Layout region records:
"""
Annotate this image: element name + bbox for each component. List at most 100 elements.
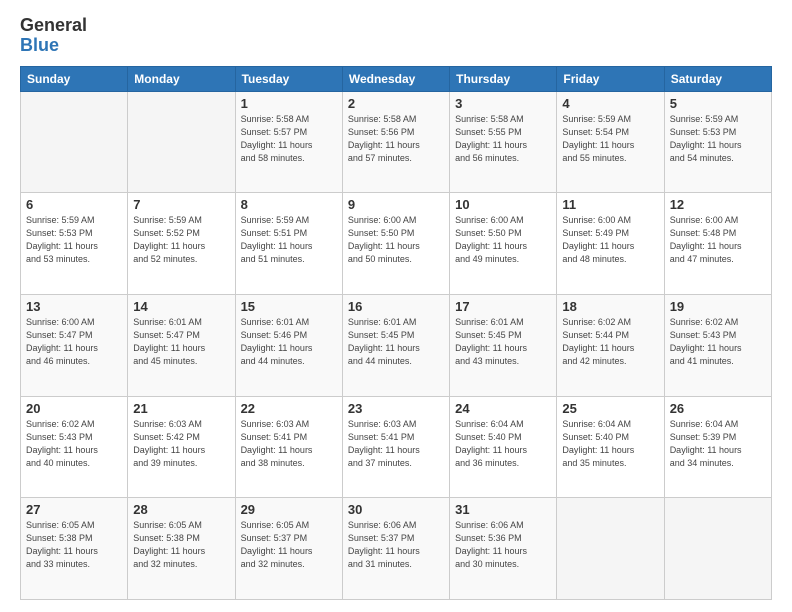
day-info: Sunrise: 6:06 AM Sunset: 5:37 PM Dayligh…	[348, 519, 444, 571]
calendar-cell: 25 Sunrise: 6:04 AM Sunset: 5:40 PM Dayli…	[557, 396, 664, 498]
week-row-2: 13 Sunrise: 6:00 AM Sunset: 5:47 PM Dayli…	[21, 294, 772, 396]
day-info: Sunrise: 5:59 AM Sunset: 5:53 PM Dayligh…	[670, 113, 766, 165]
day-number: 25	[562, 401, 658, 416]
day-number: 28	[133, 502, 229, 517]
page: GeneralBlue SundayMondayTuesdayWednesday…	[0, 0, 792, 612]
calendar-cell: 30 Sunrise: 6:06 AM Sunset: 5:37 PM Dayli…	[342, 498, 449, 600]
calendar-cell: 19 Sunrise: 6:02 AM Sunset: 5:43 PM Dayli…	[664, 294, 771, 396]
calendar-cell	[128, 91, 235, 193]
day-info: Sunrise: 6:00 AM Sunset: 5:47 PM Dayligh…	[26, 316, 122, 368]
weekday-header-friday: Friday	[557, 66, 664, 91]
day-number: 31	[455, 502, 551, 517]
day-info: Sunrise: 6:03 AM Sunset: 5:41 PM Dayligh…	[241, 418, 337, 470]
logo-text: GeneralBlue	[20, 16, 87, 56]
day-number: 9	[348, 197, 444, 212]
day-info: Sunrise: 6:06 AM Sunset: 5:36 PM Dayligh…	[455, 519, 551, 571]
day-number: 13	[26, 299, 122, 314]
day-number: 5	[670, 96, 766, 111]
calendar-cell: 22 Sunrise: 6:03 AM Sunset: 5:41 PM Dayli…	[235, 396, 342, 498]
day-number: 17	[455, 299, 551, 314]
day-info: Sunrise: 5:58 AM Sunset: 5:56 PM Dayligh…	[348, 113, 444, 165]
day-number: 10	[455, 197, 551, 212]
day-info: Sunrise: 5:59 AM Sunset: 5:52 PM Dayligh…	[133, 214, 229, 266]
calendar-cell: 24 Sunrise: 6:04 AM Sunset: 5:40 PM Dayli…	[450, 396, 557, 498]
day-number: 15	[241, 299, 337, 314]
day-info: Sunrise: 6:00 AM Sunset: 5:49 PM Dayligh…	[562, 214, 658, 266]
day-info: Sunrise: 6:02 AM Sunset: 5:43 PM Dayligh…	[670, 316, 766, 368]
day-info: Sunrise: 6:04 AM Sunset: 5:40 PM Dayligh…	[562, 418, 658, 470]
calendar-cell: 23 Sunrise: 6:03 AM Sunset: 5:41 PM Dayli…	[342, 396, 449, 498]
week-row-4: 27 Sunrise: 6:05 AM Sunset: 5:38 PM Dayli…	[21, 498, 772, 600]
day-number: 1	[241, 96, 337, 111]
weekday-header-saturday: Saturday	[664, 66, 771, 91]
day-info: Sunrise: 6:00 AM Sunset: 5:50 PM Dayligh…	[348, 214, 444, 266]
day-number: 4	[562, 96, 658, 111]
week-row-1: 6 Sunrise: 5:59 AM Sunset: 5:53 PM Daylig…	[21, 193, 772, 295]
calendar-cell: 4 Sunrise: 5:59 AM Sunset: 5:54 PM Daylig…	[557, 91, 664, 193]
calendar-cell: 29 Sunrise: 6:05 AM Sunset: 5:37 PM Dayli…	[235, 498, 342, 600]
day-info: Sunrise: 5:58 AM Sunset: 5:55 PM Dayligh…	[455, 113, 551, 165]
day-number: 27	[26, 502, 122, 517]
calendar-cell: 18Sunrise: 6:02 AM Sunset: 5:44 PM Dayli…	[557, 294, 664, 396]
calendar-cell: 15 Sunrise: 6:01 AM Sunset: 5:46 PM Dayli…	[235, 294, 342, 396]
calendar-cell: 7 Sunrise: 5:59 AM Sunset: 5:52 PM Daylig…	[128, 193, 235, 295]
logo: GeneralBlue	[20, 16, 87, 56]
calendar-cell	[664, 498, 771, 600]
weekday-header-sunday: Sunday	[21, 66, 128, 91]
day-number: 21	[133, 401, 229, 416]
day-info: Sunrise: 6:04 AM Sunset: 5:39 PM Dayligh…	[670, 418, 766, 470]
calendar-cell: 11 Sunrise: 6:00 AM Sunset: 5:49 PM Dayli…	[557, 193, 664, 295]
calendar-cell: 1 Sunrise: 5:58 AM Sunset: 5:57 PM Daylig…	[235, 91, 342, 193]
day-info: Sunrise: 6:05 AM Sunset: 5:38 PM Dayligh…	[133, 519, 229, 571]
day-info: Sunrise: 6:00 AM Sunset: 5:50 PM Dayligh…	[455, 214, 551, 266]
calendar-cell	[21, 91, 128, 193]
day-info: Sunrise: 6:03 AM Sunset: 5:42 PM Dayligh…	[133, 418, 229, 470]
day-info: Sunrise: 6:03 AM Sunset: 5:41 PM Dayligh…	[348, 418, 444, 470]
day-info: Sunrise: 5:58 AM Sunset: 5:57 PM Dayligh…	[241, 113, 337, 165]
day-number: 3	[455, 96, 551, 111]
day-number: 29	[241, 502, 337, 517]
day-number: 19	[670, 299, 766, 314]
day-info: Sunrise: 6:04 AM Sunset: 5:40 PM Dayligh…	[455, 418, 551, 470]
day-info: Sunrise: 6:01 AM Sunset: 5:45 PM Dayligh…	[455, 316, 551, 368]
day-number: 24	[455, 401, 551, 416]
weekday-header-row: SundayMondayTuesdayWednesdayThursdayFrid…	[21, 66, 772, 91]
day-number: 14	[133, 299, 229, 314]
calendar-cell: 6 Sunrise: 5:59 AM Sunset: 5:53 PM Daylig…	[21, 193, 128, 295]
weekday-header-thursday: Thursday	[450, 66, 557, 91]
calendar-cell: 5 Sunrise: 5:59 AM Sunset: 5:53 PM Daylig…	[664, 91, 771, 193]
day-number: 23	[348, 401, 444, 416]
calendar-cell: 13 Sunrise: 6:00 AM Sunset: 5:47 PM Dayli…	[21, 294, 128, 396]
day-number: 30	[348, 502, 444, 517]
day-info: Sunrise: 6:01 AM Sunset: 5:46 PM Dayligh…	[241, 316, 337, 368]
weekday-header-wednesday: Wednesday	[342, 66, 449, 91]
day-info: Sunrise: 6:05 AM Sunset: 5:37 PM Dayligh…	[241, 519, 337, 571]
day-number: 18	[562, 299, 658, 314]
header: GeneralBlue	[20, 16, 772, 56]
day-number: 20	[26, 401, 122, 416]
day-number: 6	[26, 197, 122, 212]
calendar-cell: 2Sunrise: 5:58 AM Sunset: 5:56 PM Daylig…	[342, 91, 449, 193]
day-info: Sunrise: 6:01 AM Sunset: 5:47 PM Dayligh…	[133, 316, 229, 368]
calendar-cell: 27 Sunrise: 6:05 AM Sunset: 5:38 PM Dayli…	[21, 498, 128, 600]
week-row-0: 1 Sunrise: 5:58 AM Sunset: 5:57 PM Daylig…	[21, 91, 772, 193]
calendar-cell: 31 Sunrise: 6:06 AM Sunset: 5:36 PM Dayli…	[450, 498, 557, 600]
calendar-cell: 16Sunrise: 6:01 AM Sunset: 5:45 PM Dayli…	[342, 294, 449, 396]
calendar-cell: 3 Sunrise: 5:58 AM Sunset: 5:55 PM Daylig…	[450, 91, 557, 193]
calendar-cell: 20Sunrise: 6:02 AM Sunset: 5:43 PM Dayli…	[21, 396, 128, 498]
calendar-cell: 21 Sunrise: 6:03 AM Sunset: 5:42 PM Dayli…	[128, 396, 235, 498]
day-number: 8	[241, 197, 337, 212]
calendar-cell: 26Sunrise: 6:04 AM Sunset: 5:39 PM Dayli…	[664, 396, 771, 498]
calendar-table: SundayMondayTuesdayWednesdayThursdayFrid…	[20, 66, 772, 600]
day-info: Sunrise: 6:05 AM Sunset: 5:38 PM Dayligh…	[26, 519, 122, 571]
calendar-cell: 9 Sunrise: 6:00 AM Sunset: 5:50 PM Daylig…	[342, 193, 449, 295]
day-info: Sunrise: 5:59 AM Sunset: 5:53 PM Dayligh…	[26, 214, 122, 266]
day-number: 7	[133, 197, 229, 212]
day-number: 11	[562, 197, 658, 212]
calendar-cell: 12Sunrise: 6:00 AM Sunset: 5:48 PM Dayli…	[664, 193, 771, 295]
day-info: Sunrise: 5:59 AM Sunset: 5:54 PM Dayligh…	[562, 113, 658, 165]
calendar-cell: 17 Sunrise: 6:01 AM Sunset: 5:45 PM Dayli…	[450, 294, 557, 396]
day-number: 22	[241, 401, 337, 416]
calendar-cell: 28 Sunrise: 6:05 AM Sunset: 5:38 PM Dayli…	[128, 498, 235, 600]
calendar-cell: 10 Sunrise: 6:00 AM Sunset: 5:50 PM Dayli…	[450, 193, 557, 295]
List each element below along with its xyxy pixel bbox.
"""
Recast the lines from the one containing "day-info: Sunrise: 6:06 AM Sunset: 5:37" down to the one containing "91, 235, 193]", both included, as a numbered list, omitting any blank lines.

* [Reply]
1. day-info: Sunrise: 6:06 AM Sunset: 5:37 PM Dayligh…	[348, 519, 444, 571]
2. calendar-cell: 25 Sunrise: 6:04 AM Sunset: 5:40 PM Dayli…	[557, 396, 664, 498]
3. week-row-2: 13 Sunrise: 6:00 AM Sunset: 5:47 PM Dayli…	[21, 294, 772, 396]
4. day-info: Sunrise: 5:59 AM Sunset: 5:53 PM Dayligh…	[670, 113, 766, 165]
5. day-number: 25	[562, 401, 658, 416]
6. day-number: 28	[133, 502, 229, 517]
7. page: GeneralBlue SundayMondayTuesdayWednesday…	[0, 0, 792, 612]
8. calendar-cell: 30 Sunrise: 6:06 AM Sunset: 5:37 PM Dayli…	[342, 498, 449, 600]
9. calendar-cell: 19 Sunrise: 6:02 AM Sunset: 5:43 PM Dayli…	[664, 294, 771, 396]
10. calendar-cell	[128, 91, 235, 193]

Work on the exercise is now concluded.